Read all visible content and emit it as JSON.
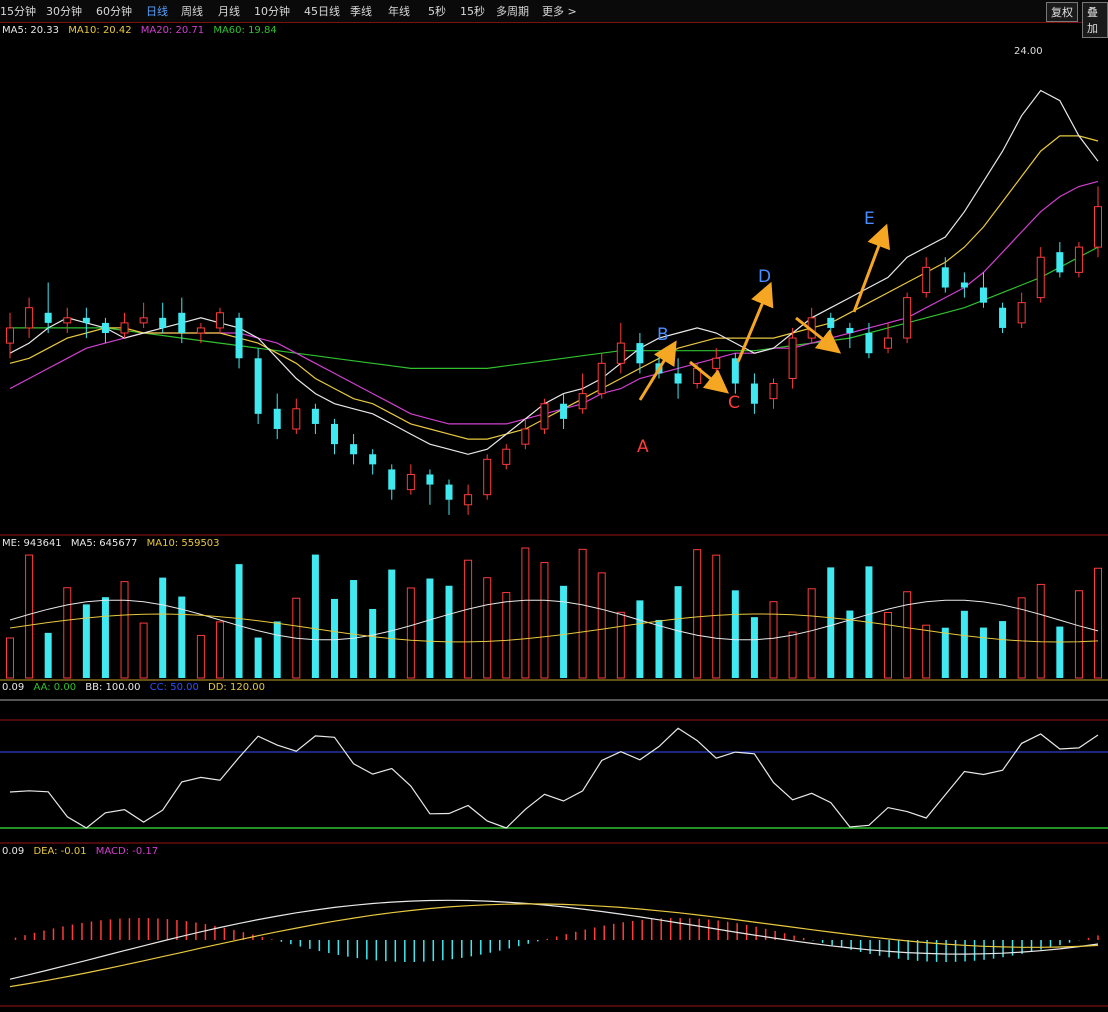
{
  "toolbar": {
    "tabs": [
      "15分钟",
      "30分钟",
      "60分钟",
      "日线",
      "周线",
      "月线",
      "10分钟",
      "45日线",
      "季线",
      "年线",
      "5秒",
      "15秒",
      "多周期",
      "更多 >"
    ],
    "active_tab": "日线",
    "right_buttons": [
      "复权",
      "叠加"
    ]
  },
  "legends": {
    "price": [
      {
        "text": "MA5: 20.33",
        "color": "#e8e8e8"
      },
      {
        "text": "MA10: 20.42",
        "color": "#e8c840"
      },
      {
        "text": "MA20: 20.71",
        "color": "#d040d0"
      },
      {
        "text": "MA60: 19.84",
        "color": "#30c030"
      }
    ],
    "volume": [
      {
        "text": "ME: 943641",
        "color": "#e8e8e8"
      },
      {
        "text": "MA5: 645677",
        "color": "#e8e8e8"
      },
      {
        "text": "MA10: 559503",
        "color": "#e8c840"
      }
    ],
    "indicator": [
      {
        "text": "0.09",
        "color": "#e8e8e8"
      },
      {
        "text": "AA: 0.00",
        "color": "#30c030"
      },
      {
        "text": "BB: 100.00",
        "color": "#e8e8e8"
      },
      {
        "text": "CC: 50.00",
        "color": "#3050ff"
      },
      {
        "text": "DD: 120.00",
        "color": "#e8c840"
      }
    ],
    "macd": [
      {
        "text": "0.09",
        "color": "#e8e8e8"
      },
      {
        "text": "DEA: -0.01",
        "color": "#e8c840"
      },
      {
        "text": "MACD: -0.17",
        "color": "#d040d0"
      }
    ]
  },
  "colors": {
    "up": "#ff3b3b",
    "down": "#40e8f0",
    "ma5": "#e8e8e8",
    "ma10": "#e8c840",
    "ma20": "#d040d0",
    "ma60": "#30c030",
    "arrow": "#f5a623",
    "panel_border": "#7a1010"
  },
  "annotations": [
    {
      "label": "A",
      "color": "#ff3b3b"
    },
    {
      "label": "B",
      "color": "#4a8cff"
    },
    {
      "label": "C",
      "color": "#ff3b3b"
    },
    {
      "label": "D",
      "color": "#4a8cff"
    },
    {
      "label": "E",
      "color": "#4a8cff"
    }
  ],
  "peak_label": "24.00",
  "chart_data": {
    "type": "candlestick",
    "ma5": [
      18.4,
      18.6,
      18.9,
      19.1,
      19.0,
      18.9,
      18.7,
      18.8,
      18.9,
      19.0,
      19.1,
      19.0,
      18.9,
      18.7,
      18.3,
      17.9,
      17.6,
      17.4,
      17.3,
      17.2,
      17.0,
      16.8,
      16.6,
      16.5,
      16.4,
      16.5,
      16.8,
      17.1,
      17.4,
      17.6,
      17.7,
      17.9,
      18.2,
      18.5,
      18.7,
      18.8,
      18.9,
      18.8,
      18.6,
      18.4,
      18.5,
      18.8,
      19.1,
      19.3,
      19.5,
      19.7,
      19.9,
      20.3,
      20.5,
      20.7,
      21.2,
      21.8,
      22.4,
      23.1,
      23.6,
      23.4,
      22.7,
      22.2
    ],
    "ma10": [
      18.2,
      18.3,
      18.5,
      18.7,
      18.8,
      18.9,
      18.9,
      18.8,
      18.8,
      18.8,
      18.8,
      18.8,
      18.7,
      18.6,
      18.4,
      18.2,
      17.9,
      17.7,
      17.5,
      17.4,
      17.2,
      17.0,
      16.9,
      16.8,
      16.7,
      16.7,
      16.8,
      16.9,
      17.1,
      17.3,
      17.5,
      17.7,
      17.9,
      18.1,
      18.3,
      18.5,
      18.6,
      18.7,
      18.7,
      18.7,
      18.7,
      18.8,
      18.9,
      19.0,
      19.2,
      19.4,
      19.6,
      19.8,
      20.0,
      20.2,
      20.5,
      20.9,
      21.4,
      21.9,
      22.4,
      22.7,
      22.7,
      22.6
    ],
    "ma20": [
      17.7,
      17.9,
      18.1,
      18.3,
      18.5,
      18.6,
      18.7,
      18.8,
      18.8,
      18.8,
      18.8,
      18.8,
      18.8,
      18.7,
      18.6,
      18.4,
      18.2,
      18.0,
      17.8,
      17.6,
      17.4,
      17.2,
      17.1,
      17.0,
      17.0,
      17.0,
      17.0,
      17.1,
      17.2,
      17.3,
      17.4,
      17.6,
      17.7,
      17.9,
      18.0,
      18.1,
      18.2,
      18.3,
      18.4,
      18.4,
      18.5,
      18.5,
      18.6,
      18.7,
      18.8,
      18.9,
      19.0,
      19.1,
      19.3,
      19.5,
      19.7,
      20.0,
      20.4,
      20.8,
      21.2,
      21.5,
      21.7,
      21.8
    ],
    "ma60": [
      18.9,
      18.9,
      18.9,
      18.9,
      18.9,
      18.9,
      18.85,
      18.8,
      18.75,
      18.7,
      18.65,
      18.6,
      18.55,
      18.5,
      18.45,
      18.4,
      18.35,
      18.3,
      18.25,
      18.2,
      18.15,
      18.1,
      18.1,
      18.1,
      18.1,
      18.1,
      18.15,
      18.2,
      18.25,
      18.3,
      18.35,
      18.4,
      18.45,
      18.45,
      18.45,
      18.45,
      18.45,
      18.45,
      18.45,
      18.45,
      18.5,
      18.55,
      18.6,
      18.65,
      18.7,
      18.8,
      18.9,
      19.0,
      19.1,
      19.2,
      19.3,
      19.45,
      19.6,
      19.75,
      19.9,
      20.1,
      20.3,
      20.5
    ],
    "candles": [
      [
        18.6,
        18.9,
        18.3,
        19.2
      ],
      [
        18.9,
        19.3,
        18.7,
        19.5
      ],
      [
        19.2,
        19.0,
        18.8,
        19.8
      ],
      [
        19.0,
        19.1,
        18.8,
        19.3
      ],
      [
        19.1,
        19.0,
        18.7,
        19.3
      ],
      [
        19.0,
        18.8,
        18.6,
        19.1
      ],
      [
        18.8,
        19.0,
        18.7,
        19.2
      ],
      [
        19.0,
        19.1,
        18.9,
        19.4
      ],
      [
        19.1,
        18.9,
        18.8,
        19.4
      ],
      [
        19.2,
        18.8,
        18.6,
        19.5
      ],
      [
        18.8,
        18.9,
        18.6,
        19.0
      ],
      [
        18.9,
        19.2,
        18.8,
        19.3
      ],
      [
        19.1,
        18.3,
        18.1,
        19.2
      ],
      [
        18.3,
        17.2,
        17.0,
        18.5
      ],
      [
        17.3,
        16.9,
        16.7,
        17.6
      ],
      [
        16.9,
        17.3,
        16.8,
        17.5
      ],
      [
        17.3,
        17.0,
        16.8,
        17.4
      ],
      [
        17.0,
        16.6,
        16.4,
        17.1
      ],
      [
        16.6,
        16.4,
        16.2,
        16.8
      ],
      [
        16.4,
        16.2,
        16.0,
        16.5
      ],
      [
        16.1,
        15.7,
        15.5,
        16.2
      ],
      [
        15.7,
        16.0,
        15.6,
        16.2
      ],
      [
        16.0,
        15.8,
        15.4,
        16.1
      ],
      [
        15.8,
        15.5,
        15.2,
        15.9
      ],
      [
        15.4,
        15.6,
        15.2,
        15.8
      ],
      [
        15.6,
        16.3,
        15.5,
        16.4
      ],
      [
        16.2,
        16.5,
        16.1,
        16.6
      ],
      [
        16.6,
        16.9,
        16.5,
        17.1
      ],
      [
        16.9,
        17.4,
        16.8,
        17.5
      ],
      [
        17.4,
        17.1,
        16.9,
        17.6
      ],
      [
        17.3,
        17.6,
        17.2,
        18.0
      ],
      [
        17.6,
        18.2,
        17.5,
        18.4
      ],
      [
        18.2,
        18.6,
        18.0,
        19.0
      ],
      [
        18.6,
        18.2,
        18.0,
        18.8
      ],
      [
        18.2,
        18.0,
        17.9,
        18.4
      ],
      [
        18.0,
        17.8,
        17.5,
        18.3
      ],
      [
        17.8,
        18.1,
        17.7,
        18.2
      ],
      [
        18.1,
        18.3,
        17.9,
        18.5
      ],
      [
        18.3,
        17.8,
        17.6,
        18.4
      ],
      [
        17.8,
        17.4,
        17.2,
        18.0
      ],
      [
        17.5,
        17.8,
        17.3,
        17.9
      ],
      [
        17.9,
        18.7,
        17.7,
        18.9
      ],
      [
        18.7,
        19.1,
        18.6,
        19.3
      ],
      [
        19.1,
        18.9,
        18.8,
        19.2
      ],
      [
        18.9,
        18.8,
        18.5,
        19.0
      ],
      [
        18.8,
        18.4,
        18.3,
        19.0
      ],
      [
        18.5,
        18.7,
        18.4,
        19.0
      ],
      [
        18.7,
        19.5,
        18.6,
        19.6
      ],
      [
        19.6,
        20.1,
        19.5,
        20.3
      ],
      [
        20.1,
        19.7,
        19.6,
        20.3
      ],
      [
        19.8,
        19.7,
        19.5,
        20.0
      ],
      [
        19.7,
        19.4,
        19.3,
        20.0
      ],
      [
        19.3,
        18.9,
        18.8,
        19.4
      ],
      [
        19.0,
        19.4,
        18.9,
        19.6
      ],
      [
        19.5,
        20.3,
        19.4,
        20.5
      ],
      [
        20.4,
        20.0,
        19.9,
        20.6
      ],
      [
        20.0,
        20.5,
        19.9,
        20.6
      ],
      [
        20.5,
        21.3,
        20.3,
        21.7
      ]
    ],
    "y_range": [
      15.0,
      24.5
    ],
    "series": [
      {
        "name": "MA5"
      },
      {
        "name": "MA10"
      },
      {
        "name": "MA20"
      },
      {
        "name": "MA60"
      }
    ]
  }
}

※ ※ ※

To do – Copy every line in the records above that contains the word "name".

Solution to this task –
        "name": "MA5"
        "name": "MA10"
        "name": "MA20"
        "name": "MA60"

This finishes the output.